● **Stored records**:
- - - -

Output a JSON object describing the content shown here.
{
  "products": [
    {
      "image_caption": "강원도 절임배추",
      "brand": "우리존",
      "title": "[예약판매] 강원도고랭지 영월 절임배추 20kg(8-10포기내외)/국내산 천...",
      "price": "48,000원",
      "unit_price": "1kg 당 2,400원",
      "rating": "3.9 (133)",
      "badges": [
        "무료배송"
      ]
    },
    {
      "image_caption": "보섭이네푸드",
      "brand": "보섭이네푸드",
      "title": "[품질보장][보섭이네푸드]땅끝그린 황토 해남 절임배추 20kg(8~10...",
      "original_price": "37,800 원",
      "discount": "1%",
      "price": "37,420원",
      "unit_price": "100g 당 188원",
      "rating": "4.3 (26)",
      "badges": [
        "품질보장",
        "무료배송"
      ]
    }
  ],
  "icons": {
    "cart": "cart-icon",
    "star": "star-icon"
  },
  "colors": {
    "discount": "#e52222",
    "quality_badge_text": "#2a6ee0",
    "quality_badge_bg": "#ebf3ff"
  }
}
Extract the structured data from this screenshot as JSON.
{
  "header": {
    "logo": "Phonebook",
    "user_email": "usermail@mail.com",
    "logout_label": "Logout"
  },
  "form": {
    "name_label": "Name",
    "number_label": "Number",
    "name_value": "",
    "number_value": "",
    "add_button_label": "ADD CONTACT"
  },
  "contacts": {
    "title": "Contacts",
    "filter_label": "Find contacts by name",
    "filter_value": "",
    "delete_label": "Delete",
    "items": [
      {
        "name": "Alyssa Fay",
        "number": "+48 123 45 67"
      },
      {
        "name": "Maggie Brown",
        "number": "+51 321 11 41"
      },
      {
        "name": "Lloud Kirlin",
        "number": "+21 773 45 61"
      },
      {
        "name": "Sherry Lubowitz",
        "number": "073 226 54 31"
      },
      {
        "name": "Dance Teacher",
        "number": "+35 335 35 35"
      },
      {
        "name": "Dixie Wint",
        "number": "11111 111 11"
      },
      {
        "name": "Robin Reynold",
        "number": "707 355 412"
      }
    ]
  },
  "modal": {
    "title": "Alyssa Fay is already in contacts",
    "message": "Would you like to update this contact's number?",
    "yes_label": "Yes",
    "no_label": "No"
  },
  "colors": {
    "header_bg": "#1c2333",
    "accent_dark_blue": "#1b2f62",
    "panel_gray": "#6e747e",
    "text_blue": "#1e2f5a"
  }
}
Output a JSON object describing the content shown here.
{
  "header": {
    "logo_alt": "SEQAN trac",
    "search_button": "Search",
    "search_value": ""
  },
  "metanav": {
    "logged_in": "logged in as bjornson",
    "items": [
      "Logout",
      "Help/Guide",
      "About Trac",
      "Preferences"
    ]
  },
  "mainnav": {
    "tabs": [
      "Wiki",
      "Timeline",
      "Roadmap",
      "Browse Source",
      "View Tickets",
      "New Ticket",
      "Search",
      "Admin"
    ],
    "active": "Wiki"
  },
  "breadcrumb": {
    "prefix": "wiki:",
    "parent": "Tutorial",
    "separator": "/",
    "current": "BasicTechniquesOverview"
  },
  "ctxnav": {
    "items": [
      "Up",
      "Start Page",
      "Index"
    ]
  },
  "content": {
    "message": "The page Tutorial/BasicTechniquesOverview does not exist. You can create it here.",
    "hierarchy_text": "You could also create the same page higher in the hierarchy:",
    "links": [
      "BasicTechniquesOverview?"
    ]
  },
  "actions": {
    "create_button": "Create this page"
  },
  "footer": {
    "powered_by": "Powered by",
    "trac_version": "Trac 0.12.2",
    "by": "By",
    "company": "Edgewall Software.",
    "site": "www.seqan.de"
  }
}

- - - -

● **The request**:
Scan the listing above. Collect all lines with the word "message".

● **Response for this exercise**:
    "message": "Would you like to update this contact's number?",
    "message": "The page Tutorial/BasicTechniquesOverview does not exist. You can create it here.",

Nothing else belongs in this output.